▶ [What you are asked to do]
Your answer is a single number: how many lines hold the word "开关整流器"?

▶ [Dataset rows]
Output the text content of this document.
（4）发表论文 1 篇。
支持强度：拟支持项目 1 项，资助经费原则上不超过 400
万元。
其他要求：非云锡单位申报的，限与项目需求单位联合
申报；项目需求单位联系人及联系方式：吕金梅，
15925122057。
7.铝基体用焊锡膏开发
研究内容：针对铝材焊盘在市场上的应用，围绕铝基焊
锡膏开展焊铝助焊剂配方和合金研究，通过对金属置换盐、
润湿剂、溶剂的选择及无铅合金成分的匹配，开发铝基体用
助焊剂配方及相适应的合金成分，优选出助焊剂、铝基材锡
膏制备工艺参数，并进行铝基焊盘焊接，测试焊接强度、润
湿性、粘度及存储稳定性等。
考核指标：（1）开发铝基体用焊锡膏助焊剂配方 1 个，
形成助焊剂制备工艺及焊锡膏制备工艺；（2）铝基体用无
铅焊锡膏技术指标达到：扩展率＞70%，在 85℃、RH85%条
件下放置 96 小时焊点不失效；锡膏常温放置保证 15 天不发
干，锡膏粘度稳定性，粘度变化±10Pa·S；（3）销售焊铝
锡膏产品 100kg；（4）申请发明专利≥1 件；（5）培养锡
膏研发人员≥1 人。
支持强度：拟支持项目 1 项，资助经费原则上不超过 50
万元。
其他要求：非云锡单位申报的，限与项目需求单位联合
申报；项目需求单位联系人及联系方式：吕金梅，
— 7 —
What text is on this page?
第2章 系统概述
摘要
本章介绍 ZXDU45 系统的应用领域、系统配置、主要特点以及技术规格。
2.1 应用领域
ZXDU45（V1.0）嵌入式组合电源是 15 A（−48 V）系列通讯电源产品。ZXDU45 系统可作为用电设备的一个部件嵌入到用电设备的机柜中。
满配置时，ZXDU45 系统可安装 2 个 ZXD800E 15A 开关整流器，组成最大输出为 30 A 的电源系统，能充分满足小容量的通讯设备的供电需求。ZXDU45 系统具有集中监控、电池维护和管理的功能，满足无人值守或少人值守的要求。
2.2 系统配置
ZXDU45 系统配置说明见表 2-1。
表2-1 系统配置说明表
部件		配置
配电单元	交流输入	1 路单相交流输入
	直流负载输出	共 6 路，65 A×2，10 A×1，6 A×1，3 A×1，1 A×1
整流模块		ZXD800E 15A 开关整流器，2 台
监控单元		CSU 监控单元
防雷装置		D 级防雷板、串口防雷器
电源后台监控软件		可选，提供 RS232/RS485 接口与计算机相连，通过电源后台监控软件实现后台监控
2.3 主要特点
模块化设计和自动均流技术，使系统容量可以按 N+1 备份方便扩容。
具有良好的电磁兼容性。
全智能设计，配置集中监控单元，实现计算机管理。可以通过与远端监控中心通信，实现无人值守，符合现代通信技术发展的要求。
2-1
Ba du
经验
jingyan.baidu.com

▶ [Final answer]
2